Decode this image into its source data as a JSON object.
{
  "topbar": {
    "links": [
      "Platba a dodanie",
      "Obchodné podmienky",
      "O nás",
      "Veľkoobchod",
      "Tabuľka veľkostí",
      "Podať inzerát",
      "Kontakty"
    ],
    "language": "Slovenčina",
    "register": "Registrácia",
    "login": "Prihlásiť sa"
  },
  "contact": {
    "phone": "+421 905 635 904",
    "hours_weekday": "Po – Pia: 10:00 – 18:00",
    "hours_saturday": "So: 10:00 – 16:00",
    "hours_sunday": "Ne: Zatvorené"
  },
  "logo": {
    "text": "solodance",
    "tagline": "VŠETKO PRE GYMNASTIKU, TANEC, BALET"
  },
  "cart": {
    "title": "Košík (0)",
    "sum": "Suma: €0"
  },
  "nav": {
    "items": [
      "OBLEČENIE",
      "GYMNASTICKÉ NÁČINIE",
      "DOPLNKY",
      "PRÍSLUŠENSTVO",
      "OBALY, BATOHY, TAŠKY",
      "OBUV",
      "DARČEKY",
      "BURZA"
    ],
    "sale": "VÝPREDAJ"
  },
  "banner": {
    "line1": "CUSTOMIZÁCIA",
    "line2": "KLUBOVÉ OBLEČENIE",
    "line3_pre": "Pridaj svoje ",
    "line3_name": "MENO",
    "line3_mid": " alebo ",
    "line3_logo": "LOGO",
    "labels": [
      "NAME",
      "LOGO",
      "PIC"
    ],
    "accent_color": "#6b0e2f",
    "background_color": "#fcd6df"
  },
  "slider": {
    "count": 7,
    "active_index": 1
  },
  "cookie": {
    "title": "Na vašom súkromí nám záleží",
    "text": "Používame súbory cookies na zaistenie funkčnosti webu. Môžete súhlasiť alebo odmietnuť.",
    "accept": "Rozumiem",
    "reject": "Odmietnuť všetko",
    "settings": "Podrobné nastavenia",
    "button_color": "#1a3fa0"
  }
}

• • •

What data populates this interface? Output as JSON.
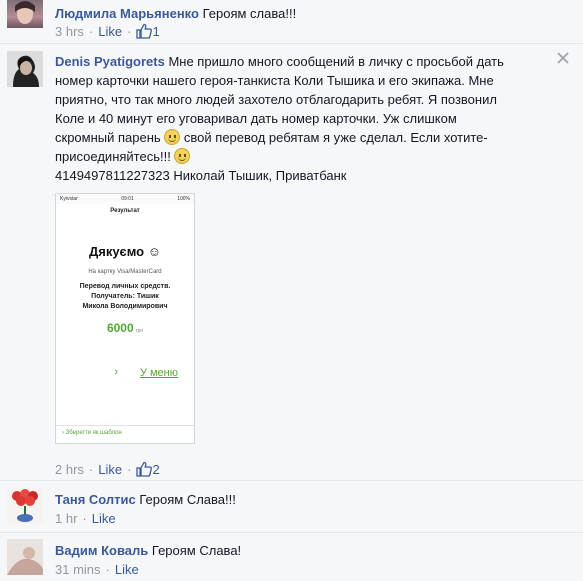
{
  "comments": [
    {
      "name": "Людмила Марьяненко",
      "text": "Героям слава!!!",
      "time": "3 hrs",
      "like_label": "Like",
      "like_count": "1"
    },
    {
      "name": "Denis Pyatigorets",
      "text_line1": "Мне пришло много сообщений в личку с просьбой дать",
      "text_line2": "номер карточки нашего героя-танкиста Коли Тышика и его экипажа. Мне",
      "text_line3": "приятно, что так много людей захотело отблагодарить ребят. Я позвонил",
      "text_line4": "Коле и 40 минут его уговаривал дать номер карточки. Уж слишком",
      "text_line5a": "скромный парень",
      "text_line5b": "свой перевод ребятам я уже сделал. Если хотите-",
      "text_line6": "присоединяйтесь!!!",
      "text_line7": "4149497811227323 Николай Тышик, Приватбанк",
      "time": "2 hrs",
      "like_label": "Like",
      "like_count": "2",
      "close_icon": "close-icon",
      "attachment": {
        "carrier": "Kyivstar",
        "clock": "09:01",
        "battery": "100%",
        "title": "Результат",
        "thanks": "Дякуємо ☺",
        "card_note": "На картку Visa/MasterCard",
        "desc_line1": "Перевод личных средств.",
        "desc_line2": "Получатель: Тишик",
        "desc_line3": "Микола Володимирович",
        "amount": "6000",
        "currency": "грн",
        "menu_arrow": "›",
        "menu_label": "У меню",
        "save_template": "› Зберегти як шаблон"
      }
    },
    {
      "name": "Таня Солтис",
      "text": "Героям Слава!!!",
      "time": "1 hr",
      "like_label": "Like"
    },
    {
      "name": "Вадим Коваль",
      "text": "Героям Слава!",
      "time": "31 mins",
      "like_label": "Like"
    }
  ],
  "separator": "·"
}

• • •

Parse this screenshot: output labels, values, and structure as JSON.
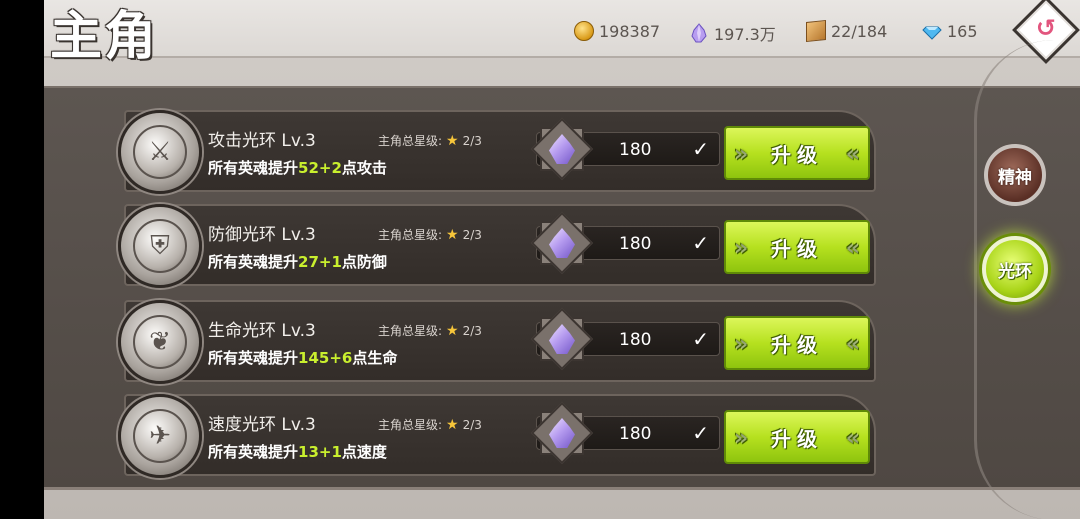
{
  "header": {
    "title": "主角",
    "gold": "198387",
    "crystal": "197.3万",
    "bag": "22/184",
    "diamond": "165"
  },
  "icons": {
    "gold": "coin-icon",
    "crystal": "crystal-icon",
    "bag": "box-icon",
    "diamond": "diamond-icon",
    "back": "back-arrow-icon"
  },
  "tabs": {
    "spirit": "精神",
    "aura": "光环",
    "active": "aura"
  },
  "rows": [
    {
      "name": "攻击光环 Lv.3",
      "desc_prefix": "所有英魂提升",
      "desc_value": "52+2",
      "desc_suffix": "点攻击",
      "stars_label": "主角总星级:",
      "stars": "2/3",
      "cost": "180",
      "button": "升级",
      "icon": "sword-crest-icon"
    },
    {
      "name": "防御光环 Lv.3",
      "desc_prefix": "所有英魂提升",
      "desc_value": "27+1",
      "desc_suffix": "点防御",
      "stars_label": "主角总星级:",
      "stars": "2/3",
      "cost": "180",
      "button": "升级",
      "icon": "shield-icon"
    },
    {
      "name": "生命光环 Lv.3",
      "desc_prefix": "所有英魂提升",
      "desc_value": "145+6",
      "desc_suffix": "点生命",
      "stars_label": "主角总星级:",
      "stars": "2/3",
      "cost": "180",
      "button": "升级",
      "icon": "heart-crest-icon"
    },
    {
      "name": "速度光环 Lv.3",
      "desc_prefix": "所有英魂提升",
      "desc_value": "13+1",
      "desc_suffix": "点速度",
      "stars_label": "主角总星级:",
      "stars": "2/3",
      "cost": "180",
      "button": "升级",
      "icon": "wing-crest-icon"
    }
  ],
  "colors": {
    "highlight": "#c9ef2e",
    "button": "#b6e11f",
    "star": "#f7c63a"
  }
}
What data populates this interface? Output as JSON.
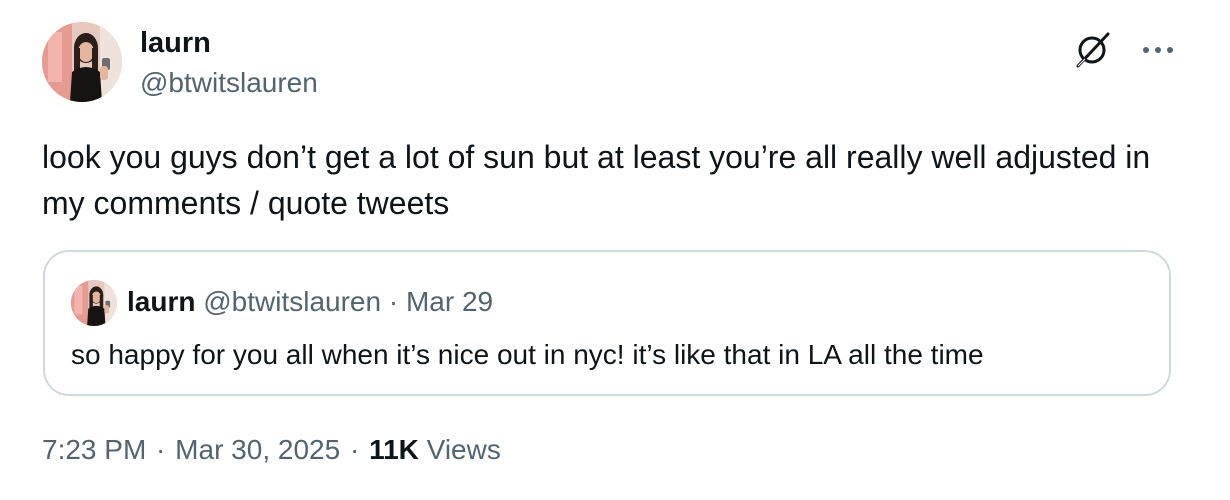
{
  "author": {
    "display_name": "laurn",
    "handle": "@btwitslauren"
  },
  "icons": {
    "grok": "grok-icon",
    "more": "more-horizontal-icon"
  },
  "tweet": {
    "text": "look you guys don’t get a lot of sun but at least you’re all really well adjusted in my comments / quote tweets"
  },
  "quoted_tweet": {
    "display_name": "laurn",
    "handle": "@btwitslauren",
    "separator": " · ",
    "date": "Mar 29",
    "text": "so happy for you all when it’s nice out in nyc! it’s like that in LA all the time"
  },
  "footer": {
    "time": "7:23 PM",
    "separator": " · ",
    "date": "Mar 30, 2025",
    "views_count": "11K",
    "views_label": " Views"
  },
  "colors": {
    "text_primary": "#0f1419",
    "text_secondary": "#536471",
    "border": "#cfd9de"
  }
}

• • •

* **Given request**:
From the entries above, collect every line with the string "time" in it.

* **Reply**:
      "time": "3 hrs",
      "time": "2 hrs",
      "time": "1 hr",
      "time": "31 mins",
    "text": "so happy for you all when it’s nice out in nyc! it’s like that in LA all the time"
    "time": "7:23 PM",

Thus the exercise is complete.